● WHAT TO WORK ON:
Copy the following lines verbatim, beginning at the line that has "svg-text:Nov-25: Nov-25 xyxy=(1153,630,1170,680)" and stopping after the line that has "svg-text:60%: 60% xyxy=(87,313,117,330)".

======== DATA SECTION

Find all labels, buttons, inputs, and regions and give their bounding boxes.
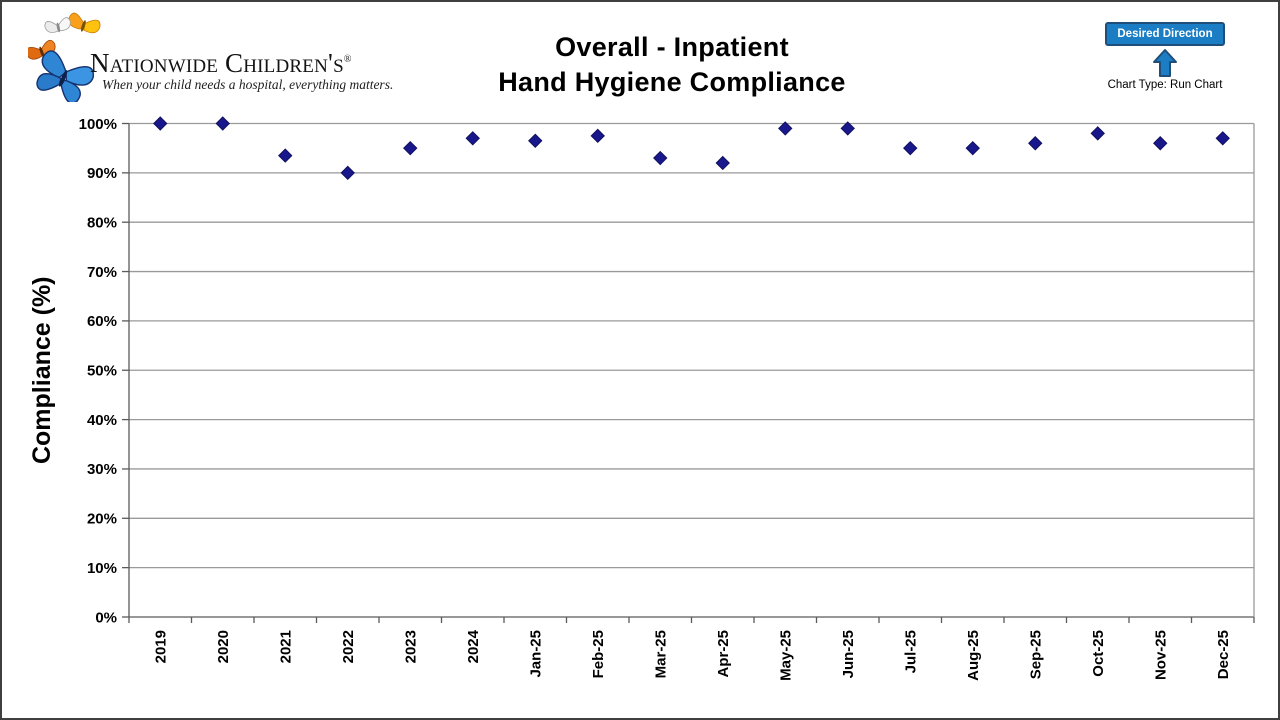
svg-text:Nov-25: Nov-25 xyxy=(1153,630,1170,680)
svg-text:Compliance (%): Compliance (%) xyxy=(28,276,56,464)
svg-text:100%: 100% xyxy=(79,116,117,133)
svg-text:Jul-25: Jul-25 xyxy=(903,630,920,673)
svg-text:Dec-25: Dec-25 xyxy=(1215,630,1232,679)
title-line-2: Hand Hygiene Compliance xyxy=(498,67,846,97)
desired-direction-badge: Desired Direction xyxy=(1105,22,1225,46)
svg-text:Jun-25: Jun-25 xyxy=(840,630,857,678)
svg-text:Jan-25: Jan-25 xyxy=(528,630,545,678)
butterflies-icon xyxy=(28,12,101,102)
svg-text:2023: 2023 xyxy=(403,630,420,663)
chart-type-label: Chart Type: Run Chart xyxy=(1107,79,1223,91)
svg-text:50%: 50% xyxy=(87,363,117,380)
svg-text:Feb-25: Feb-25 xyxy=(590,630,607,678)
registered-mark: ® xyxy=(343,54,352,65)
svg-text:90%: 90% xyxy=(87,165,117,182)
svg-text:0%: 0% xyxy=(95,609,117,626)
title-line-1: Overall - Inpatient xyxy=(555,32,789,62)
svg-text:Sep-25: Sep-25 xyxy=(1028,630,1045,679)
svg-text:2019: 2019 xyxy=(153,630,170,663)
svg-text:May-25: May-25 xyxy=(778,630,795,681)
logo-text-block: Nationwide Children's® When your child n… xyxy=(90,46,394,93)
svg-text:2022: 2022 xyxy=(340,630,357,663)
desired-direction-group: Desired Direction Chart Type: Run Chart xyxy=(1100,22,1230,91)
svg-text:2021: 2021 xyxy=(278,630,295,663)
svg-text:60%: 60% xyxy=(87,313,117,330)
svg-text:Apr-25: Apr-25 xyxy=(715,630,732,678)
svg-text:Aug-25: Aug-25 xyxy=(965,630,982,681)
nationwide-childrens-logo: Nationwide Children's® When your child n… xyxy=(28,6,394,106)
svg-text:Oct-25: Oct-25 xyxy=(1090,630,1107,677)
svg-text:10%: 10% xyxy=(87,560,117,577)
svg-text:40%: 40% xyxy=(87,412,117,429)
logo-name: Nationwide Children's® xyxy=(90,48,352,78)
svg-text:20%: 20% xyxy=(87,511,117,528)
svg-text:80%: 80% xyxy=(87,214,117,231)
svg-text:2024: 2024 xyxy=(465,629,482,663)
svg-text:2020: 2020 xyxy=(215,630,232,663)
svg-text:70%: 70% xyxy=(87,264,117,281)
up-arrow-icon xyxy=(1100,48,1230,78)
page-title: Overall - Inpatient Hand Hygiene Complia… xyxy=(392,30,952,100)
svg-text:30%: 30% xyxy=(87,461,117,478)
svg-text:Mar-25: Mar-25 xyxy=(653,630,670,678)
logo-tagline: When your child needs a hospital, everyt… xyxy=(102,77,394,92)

================
======== DATA SECTION

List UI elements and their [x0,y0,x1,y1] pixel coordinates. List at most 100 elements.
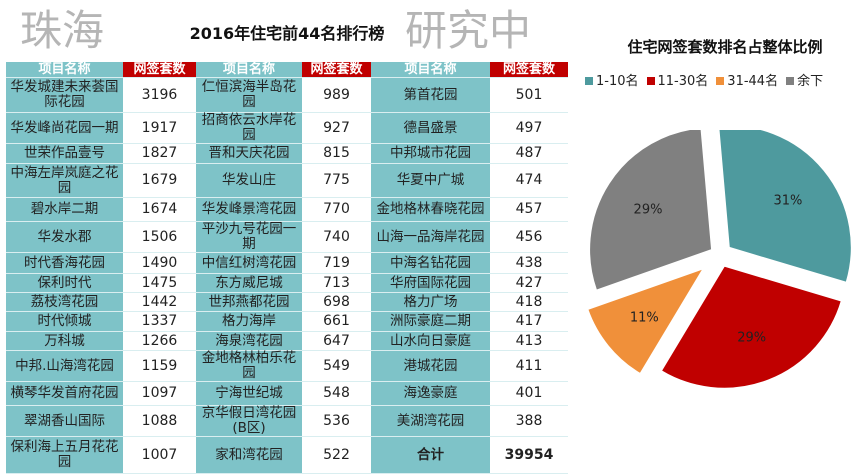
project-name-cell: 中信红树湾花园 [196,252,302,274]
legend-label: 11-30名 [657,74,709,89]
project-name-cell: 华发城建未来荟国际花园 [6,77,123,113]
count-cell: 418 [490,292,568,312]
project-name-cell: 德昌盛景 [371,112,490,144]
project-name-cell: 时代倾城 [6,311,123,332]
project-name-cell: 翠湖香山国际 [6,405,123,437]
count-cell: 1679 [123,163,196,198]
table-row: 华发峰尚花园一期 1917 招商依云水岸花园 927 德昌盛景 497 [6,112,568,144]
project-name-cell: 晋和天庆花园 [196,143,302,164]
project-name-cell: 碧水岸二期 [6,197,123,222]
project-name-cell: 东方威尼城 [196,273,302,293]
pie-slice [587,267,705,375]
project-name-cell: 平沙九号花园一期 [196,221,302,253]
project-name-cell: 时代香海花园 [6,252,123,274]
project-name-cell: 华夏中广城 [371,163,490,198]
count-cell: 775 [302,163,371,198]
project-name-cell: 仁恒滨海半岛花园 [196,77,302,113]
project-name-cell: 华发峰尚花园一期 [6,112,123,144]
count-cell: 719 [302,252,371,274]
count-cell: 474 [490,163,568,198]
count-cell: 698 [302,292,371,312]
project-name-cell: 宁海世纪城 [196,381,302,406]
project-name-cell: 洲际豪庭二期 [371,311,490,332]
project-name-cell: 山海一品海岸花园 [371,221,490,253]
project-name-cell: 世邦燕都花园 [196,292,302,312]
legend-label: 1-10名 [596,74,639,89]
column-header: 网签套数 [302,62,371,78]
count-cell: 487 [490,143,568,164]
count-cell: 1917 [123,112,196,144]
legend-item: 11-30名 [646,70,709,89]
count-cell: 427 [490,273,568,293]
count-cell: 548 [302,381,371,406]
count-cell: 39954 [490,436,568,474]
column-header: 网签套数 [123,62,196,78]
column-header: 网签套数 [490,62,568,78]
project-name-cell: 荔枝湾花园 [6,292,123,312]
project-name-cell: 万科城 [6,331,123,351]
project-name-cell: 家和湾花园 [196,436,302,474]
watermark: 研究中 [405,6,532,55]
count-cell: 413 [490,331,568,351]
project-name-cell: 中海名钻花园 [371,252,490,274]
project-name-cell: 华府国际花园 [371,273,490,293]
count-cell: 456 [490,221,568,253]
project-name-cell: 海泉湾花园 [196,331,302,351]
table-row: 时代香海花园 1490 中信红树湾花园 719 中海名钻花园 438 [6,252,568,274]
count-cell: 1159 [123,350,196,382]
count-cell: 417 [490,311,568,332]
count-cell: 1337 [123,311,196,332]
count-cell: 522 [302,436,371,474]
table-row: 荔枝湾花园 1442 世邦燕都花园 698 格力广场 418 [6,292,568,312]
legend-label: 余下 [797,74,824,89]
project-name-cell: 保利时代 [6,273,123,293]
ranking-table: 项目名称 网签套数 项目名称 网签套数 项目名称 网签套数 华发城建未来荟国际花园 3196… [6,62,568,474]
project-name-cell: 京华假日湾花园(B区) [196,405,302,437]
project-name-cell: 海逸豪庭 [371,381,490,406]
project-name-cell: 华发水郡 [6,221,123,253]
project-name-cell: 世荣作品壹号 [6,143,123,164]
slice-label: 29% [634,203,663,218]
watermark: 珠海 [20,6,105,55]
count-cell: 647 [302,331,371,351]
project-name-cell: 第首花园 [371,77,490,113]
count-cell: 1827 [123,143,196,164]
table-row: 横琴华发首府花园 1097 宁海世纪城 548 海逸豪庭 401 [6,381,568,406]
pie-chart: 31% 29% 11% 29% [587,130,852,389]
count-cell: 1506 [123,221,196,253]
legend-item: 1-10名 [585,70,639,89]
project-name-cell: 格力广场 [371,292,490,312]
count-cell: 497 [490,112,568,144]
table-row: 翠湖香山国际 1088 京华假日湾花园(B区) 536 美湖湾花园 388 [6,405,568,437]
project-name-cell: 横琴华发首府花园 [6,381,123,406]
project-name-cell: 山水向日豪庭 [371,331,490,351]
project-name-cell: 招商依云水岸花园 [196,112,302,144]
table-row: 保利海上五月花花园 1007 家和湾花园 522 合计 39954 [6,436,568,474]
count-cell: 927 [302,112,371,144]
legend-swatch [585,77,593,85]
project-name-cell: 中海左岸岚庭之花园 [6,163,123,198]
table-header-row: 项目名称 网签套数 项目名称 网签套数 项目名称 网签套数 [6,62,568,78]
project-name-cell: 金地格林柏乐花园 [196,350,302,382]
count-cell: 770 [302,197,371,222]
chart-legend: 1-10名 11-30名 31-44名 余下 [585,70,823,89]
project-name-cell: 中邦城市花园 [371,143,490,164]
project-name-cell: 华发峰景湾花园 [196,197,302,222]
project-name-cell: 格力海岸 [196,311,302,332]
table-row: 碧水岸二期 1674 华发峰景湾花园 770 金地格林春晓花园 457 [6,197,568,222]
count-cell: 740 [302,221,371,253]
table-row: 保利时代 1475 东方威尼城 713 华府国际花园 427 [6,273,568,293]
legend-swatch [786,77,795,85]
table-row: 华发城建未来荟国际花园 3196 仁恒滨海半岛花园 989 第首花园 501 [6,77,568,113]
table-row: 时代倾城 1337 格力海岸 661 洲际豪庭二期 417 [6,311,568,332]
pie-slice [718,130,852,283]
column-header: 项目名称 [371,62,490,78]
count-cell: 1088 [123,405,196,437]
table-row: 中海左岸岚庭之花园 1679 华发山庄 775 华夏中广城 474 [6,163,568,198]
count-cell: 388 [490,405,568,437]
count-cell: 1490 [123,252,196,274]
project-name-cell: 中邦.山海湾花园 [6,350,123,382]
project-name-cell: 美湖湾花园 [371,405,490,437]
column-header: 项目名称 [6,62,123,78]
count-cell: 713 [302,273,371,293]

================

● TASK SOLUTION:
svg-text:Nov-25: Nov-25 xyxy=(1153,630,1170,680)
svg-text:Compliance (%): Compliance (%) xyxy=(28,276,56,464)
svg-text:100%: 100% xyxy=(79,116,117,133)
svg-text:Jul-25: Jul-25 xyxy=(903,630,920,673)
svg-text:Dec-25: Dec-25 xyxy=(1215,630,1232,679)
title-line-2: Hand Hygiene Compliance xyxy=(498,67,846,97)
desired-direction-badge: Desired Direction xyxy=(1105,22,1225,46)
svg-text:Jun-25: Jun-25 xyxy=(840,630,857,678)
svg-text:Jan-25: Jan-25 xyxy=(528,630,545,678)
butterflies-icon xyxy=(28,12,101,102)
svg-text:2023: 2023 xyxy=(403,630,420,663)
chart-type-label: Chart Type: Run Chart xyxy=(1107,79,1223,91)
svg-text:50%: 50% xyxy=(87,363,117,380)
svg-text:Feb-25: Feb-25 xyxy=(590,630,607,678)
registered-mark: ® xyxy=(343,54,352,65)
svg-text:90%: 90% xyxy=(87,165,117,182)
svg-text:0%: 0% xyxy=(95,609,117,626)
title-line-1: Overall - Inpatient xyxy=(555,32,789,62)
svg-text:Sep-25: Sep-25 xyxy=(1028,630,1045,679)
svg-text:2019: 2019 xyxy=(153,630,170,663)
svg-text:May-25: May-25 xyxy=(778,630,795,681)
logo-text-block: Nationwide Children's® When your child n… xyxy=(90,46,394,93)
svg-text:2022: 2022 xyxy=(340,630,357,663)
desired-direction-group: Desired Direction Chart Type: Run Chart xyxy=(1100,22,1230,91)
svg-text:2021: 2021 xyxy=(278,630,295,663)
svg-text:60%: 60% xyxy=(87,313,117,330)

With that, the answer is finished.